WHAT TO DO:
Out of the lines in this data, how many include "pagoloolo"? Give the number and nothing else.

RECORDED DATA:
--------------------------------

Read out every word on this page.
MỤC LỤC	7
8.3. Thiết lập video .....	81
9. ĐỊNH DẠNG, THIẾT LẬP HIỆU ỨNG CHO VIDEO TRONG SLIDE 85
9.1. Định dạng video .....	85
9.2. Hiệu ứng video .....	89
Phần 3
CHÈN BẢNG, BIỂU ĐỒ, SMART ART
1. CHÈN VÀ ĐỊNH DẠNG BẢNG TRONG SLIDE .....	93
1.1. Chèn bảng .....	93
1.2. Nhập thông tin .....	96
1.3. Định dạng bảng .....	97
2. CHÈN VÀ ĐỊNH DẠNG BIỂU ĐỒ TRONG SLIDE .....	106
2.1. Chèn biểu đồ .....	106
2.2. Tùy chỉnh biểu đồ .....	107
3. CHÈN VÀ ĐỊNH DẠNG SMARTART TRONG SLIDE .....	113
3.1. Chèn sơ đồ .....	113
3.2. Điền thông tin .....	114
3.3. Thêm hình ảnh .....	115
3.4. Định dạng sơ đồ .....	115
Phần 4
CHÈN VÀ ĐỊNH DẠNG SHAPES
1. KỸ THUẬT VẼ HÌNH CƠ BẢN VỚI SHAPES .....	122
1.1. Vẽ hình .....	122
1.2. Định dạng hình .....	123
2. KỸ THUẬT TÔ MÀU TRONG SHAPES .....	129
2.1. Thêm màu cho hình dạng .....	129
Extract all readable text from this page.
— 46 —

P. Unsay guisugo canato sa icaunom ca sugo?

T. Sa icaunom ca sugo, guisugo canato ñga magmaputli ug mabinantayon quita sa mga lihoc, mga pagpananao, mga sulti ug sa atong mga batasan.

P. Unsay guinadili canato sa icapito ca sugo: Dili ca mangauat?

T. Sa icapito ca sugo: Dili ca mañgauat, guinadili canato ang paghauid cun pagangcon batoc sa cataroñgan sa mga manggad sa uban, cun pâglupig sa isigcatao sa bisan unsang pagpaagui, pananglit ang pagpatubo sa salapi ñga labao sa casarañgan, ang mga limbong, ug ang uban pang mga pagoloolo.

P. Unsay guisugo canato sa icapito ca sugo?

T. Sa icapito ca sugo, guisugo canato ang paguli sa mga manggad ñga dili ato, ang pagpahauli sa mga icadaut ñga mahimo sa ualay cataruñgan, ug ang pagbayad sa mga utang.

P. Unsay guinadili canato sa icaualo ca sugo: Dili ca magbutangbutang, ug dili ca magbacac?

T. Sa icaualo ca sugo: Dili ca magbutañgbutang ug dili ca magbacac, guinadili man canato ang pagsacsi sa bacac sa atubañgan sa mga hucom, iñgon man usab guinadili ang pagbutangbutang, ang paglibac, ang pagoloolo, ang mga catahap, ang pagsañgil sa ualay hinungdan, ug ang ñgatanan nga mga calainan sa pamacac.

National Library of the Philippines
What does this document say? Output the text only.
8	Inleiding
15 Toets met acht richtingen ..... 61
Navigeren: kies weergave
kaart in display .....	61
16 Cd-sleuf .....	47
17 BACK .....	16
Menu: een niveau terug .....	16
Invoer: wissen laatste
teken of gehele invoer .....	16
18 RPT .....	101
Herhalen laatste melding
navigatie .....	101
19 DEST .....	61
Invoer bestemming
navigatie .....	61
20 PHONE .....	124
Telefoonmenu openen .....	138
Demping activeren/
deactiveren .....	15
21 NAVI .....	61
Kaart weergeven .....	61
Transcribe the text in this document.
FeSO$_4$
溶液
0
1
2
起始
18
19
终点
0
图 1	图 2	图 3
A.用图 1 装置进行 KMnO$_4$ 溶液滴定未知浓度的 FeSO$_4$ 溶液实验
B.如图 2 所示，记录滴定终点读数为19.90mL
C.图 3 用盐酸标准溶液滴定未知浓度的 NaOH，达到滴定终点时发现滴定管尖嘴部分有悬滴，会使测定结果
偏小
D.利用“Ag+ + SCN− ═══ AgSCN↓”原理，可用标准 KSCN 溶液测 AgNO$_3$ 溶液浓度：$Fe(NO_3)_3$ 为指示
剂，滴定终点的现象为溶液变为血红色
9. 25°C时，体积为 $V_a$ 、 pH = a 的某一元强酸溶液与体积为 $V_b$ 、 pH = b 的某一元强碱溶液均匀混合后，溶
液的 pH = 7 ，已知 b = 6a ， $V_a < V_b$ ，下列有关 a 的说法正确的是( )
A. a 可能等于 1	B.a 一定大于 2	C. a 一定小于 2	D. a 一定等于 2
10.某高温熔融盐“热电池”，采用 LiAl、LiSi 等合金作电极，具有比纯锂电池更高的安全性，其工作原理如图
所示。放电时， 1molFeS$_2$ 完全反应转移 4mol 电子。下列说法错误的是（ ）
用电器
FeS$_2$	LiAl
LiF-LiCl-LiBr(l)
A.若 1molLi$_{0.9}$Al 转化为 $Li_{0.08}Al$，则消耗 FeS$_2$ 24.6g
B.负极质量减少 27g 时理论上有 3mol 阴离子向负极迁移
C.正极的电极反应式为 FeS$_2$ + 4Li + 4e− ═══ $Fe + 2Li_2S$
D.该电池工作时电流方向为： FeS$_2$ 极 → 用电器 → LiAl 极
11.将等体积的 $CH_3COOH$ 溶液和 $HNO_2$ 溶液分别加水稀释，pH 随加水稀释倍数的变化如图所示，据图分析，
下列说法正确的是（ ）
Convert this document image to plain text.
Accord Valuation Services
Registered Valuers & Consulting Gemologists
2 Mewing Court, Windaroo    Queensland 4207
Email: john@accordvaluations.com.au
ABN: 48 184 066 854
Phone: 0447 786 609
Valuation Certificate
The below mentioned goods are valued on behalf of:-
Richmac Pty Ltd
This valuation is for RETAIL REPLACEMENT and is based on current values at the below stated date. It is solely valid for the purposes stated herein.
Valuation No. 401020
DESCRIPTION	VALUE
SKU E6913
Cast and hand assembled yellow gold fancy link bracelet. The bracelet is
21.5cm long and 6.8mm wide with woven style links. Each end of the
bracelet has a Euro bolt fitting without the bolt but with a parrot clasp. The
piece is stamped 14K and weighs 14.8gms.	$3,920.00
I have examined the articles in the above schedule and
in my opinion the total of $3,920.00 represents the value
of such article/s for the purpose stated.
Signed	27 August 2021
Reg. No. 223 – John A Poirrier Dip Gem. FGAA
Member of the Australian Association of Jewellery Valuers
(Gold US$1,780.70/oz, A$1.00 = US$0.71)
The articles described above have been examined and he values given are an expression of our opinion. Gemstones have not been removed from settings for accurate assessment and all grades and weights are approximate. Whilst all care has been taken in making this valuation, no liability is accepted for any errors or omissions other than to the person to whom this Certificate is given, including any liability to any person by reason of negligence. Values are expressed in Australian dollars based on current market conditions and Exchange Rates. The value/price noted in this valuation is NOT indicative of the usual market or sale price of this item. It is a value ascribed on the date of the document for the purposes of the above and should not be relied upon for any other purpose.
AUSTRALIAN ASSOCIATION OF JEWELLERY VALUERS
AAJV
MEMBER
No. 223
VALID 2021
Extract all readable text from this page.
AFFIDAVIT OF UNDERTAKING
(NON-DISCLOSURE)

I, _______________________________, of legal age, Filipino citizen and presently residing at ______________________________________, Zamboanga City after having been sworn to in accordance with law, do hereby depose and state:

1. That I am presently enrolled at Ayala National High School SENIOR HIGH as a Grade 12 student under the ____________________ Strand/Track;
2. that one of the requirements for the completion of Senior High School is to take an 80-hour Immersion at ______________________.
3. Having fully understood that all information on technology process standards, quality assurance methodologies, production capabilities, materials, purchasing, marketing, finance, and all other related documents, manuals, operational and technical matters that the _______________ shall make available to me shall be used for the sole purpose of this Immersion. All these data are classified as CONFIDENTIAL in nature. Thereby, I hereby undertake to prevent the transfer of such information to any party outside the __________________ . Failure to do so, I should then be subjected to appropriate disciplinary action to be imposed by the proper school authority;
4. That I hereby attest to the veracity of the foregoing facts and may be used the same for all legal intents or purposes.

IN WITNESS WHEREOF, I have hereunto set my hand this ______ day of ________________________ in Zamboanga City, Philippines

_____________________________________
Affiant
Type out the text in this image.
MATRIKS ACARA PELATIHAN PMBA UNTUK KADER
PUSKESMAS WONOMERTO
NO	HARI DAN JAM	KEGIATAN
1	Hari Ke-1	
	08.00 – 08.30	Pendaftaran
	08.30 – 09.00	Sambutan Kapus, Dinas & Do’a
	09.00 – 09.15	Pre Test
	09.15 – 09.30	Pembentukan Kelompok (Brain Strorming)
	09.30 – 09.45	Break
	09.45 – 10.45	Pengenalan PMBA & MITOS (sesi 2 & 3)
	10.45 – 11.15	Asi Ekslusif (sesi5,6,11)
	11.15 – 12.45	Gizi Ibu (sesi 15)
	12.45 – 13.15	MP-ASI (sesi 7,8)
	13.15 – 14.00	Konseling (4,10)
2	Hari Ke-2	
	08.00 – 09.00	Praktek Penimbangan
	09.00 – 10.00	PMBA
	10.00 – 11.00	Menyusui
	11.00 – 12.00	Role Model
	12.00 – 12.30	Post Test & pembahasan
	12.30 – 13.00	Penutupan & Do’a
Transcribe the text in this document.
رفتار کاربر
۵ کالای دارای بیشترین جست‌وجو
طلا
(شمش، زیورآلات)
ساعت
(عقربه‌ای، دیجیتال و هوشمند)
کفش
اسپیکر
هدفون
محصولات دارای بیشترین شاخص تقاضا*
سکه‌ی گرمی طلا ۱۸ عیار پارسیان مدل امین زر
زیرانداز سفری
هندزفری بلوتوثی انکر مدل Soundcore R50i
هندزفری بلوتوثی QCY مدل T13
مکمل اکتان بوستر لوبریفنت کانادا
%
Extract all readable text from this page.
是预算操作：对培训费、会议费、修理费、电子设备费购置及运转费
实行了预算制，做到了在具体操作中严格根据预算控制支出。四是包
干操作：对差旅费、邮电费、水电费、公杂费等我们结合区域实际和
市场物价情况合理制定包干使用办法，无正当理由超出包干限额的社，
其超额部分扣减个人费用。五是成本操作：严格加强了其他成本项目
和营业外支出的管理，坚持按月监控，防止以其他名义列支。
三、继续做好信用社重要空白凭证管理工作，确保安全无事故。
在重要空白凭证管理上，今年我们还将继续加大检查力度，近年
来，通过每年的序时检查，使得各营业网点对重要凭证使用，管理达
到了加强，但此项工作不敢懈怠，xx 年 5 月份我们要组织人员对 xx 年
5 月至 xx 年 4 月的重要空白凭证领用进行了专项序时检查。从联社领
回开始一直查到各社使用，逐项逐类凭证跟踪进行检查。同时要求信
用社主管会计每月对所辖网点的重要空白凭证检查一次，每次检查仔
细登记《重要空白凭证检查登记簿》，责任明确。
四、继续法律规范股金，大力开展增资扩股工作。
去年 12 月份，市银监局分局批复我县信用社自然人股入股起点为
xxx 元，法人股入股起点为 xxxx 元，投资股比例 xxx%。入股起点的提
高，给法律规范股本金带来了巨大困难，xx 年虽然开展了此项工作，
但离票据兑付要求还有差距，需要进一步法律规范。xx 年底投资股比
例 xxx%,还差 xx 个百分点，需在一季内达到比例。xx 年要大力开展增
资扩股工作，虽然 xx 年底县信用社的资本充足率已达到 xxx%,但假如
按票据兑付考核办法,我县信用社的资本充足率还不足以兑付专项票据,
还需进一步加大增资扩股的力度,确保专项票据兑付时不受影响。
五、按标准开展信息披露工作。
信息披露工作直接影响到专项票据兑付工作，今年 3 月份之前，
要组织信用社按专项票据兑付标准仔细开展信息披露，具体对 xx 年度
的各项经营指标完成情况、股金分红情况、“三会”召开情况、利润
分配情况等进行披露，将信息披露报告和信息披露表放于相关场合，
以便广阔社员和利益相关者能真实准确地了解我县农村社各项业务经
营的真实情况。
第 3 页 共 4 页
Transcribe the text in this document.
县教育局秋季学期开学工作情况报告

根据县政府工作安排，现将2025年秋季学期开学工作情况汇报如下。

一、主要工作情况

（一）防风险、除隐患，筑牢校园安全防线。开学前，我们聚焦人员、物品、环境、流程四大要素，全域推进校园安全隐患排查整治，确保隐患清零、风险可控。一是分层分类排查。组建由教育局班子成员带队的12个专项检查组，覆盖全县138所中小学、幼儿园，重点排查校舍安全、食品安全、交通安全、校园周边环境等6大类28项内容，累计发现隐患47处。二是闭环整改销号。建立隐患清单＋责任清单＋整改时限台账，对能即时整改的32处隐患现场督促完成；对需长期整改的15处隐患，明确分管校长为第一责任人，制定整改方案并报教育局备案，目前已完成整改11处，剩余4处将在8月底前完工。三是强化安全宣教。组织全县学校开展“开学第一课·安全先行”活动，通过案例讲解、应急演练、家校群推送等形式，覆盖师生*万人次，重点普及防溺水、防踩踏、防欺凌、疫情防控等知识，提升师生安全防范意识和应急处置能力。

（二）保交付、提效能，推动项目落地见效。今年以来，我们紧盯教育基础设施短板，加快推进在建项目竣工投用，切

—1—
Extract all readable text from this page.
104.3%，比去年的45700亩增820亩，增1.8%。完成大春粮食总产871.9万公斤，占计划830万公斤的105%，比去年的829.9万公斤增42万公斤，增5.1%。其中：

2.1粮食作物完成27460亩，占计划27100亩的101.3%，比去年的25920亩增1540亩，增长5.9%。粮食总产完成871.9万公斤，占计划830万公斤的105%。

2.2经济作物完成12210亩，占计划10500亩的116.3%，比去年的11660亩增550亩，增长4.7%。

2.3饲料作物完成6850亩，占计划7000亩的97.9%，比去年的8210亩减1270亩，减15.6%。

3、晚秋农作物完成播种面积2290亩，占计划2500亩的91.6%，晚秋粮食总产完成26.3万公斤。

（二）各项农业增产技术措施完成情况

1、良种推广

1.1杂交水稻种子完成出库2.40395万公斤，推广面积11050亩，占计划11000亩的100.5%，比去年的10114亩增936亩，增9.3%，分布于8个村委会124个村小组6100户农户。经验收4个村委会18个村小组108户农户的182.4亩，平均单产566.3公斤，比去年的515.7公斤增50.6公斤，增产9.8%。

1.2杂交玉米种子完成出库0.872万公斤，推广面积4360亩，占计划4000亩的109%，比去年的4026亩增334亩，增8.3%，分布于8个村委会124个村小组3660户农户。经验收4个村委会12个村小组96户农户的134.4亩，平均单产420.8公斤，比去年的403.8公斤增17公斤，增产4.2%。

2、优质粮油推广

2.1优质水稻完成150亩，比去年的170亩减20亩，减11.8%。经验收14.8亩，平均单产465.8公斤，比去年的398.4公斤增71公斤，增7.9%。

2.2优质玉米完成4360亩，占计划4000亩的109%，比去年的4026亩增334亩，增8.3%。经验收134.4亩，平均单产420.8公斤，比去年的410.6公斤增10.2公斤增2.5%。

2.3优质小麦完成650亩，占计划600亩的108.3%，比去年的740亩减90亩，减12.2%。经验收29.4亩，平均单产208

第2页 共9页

--------------------------------

EXPECTED ANSWER:
2